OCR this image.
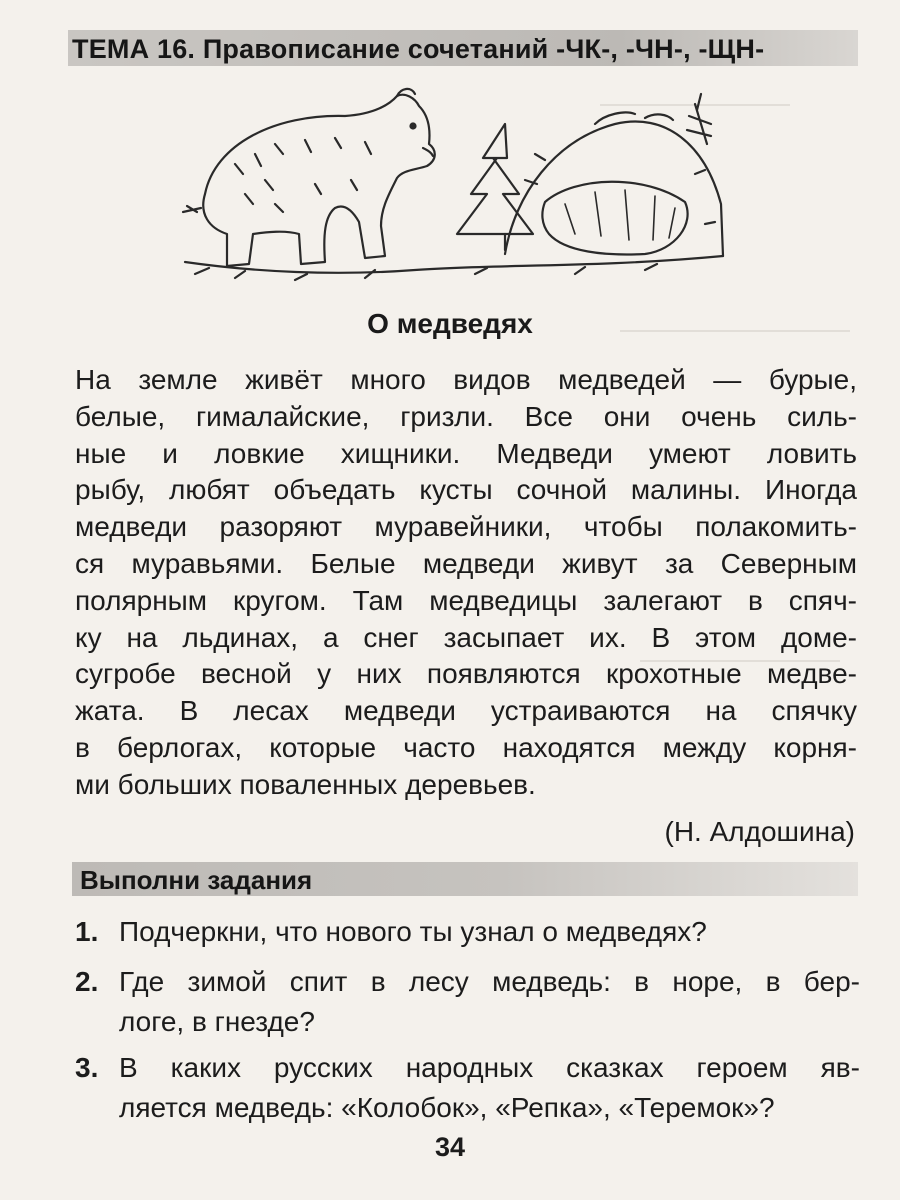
ТЕМА 16. Правописание сочетаний -ЧК-, -ЧН-, -ЩН-
О медведях
На земле живёт много видов медведей — бурые,
белые, гималайские, гризли. Все они очень силь-
ные и ловкие хищники. Медведи умеют ловить
рыбу, любят объедать кусты сочной малины. Иногда
медведи разоряют муравейники, чтобы полакомить-
ся муравьями. Белые медведи живут за Северным
полярным кругом. Там медведицы залегают в спяч-
ку на льдинах, а снег засыпает их. В этом доме-
сугробе весной у них появляются крохотные медве-
жата. В лесах медведи устраиваются на спячку
в берлогах, которые часто находятся между корня-
ми больших поваленных деревьев.
(Н. Алдошина)
Выполни задания
1. Подчеркни, что нового ты узнал о медведях?
2. Где зимой спит в лесу медведь: в норе, в бер-
логе, в гнезде?
3. В каких русских народных сказках героем яв-
ляется медведь: «Колобок», «Репка», «Теремок»?
34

## Directions for this task
State the count of lines in the data holding the word "медведях", adding nothing to it.

## Finished task
2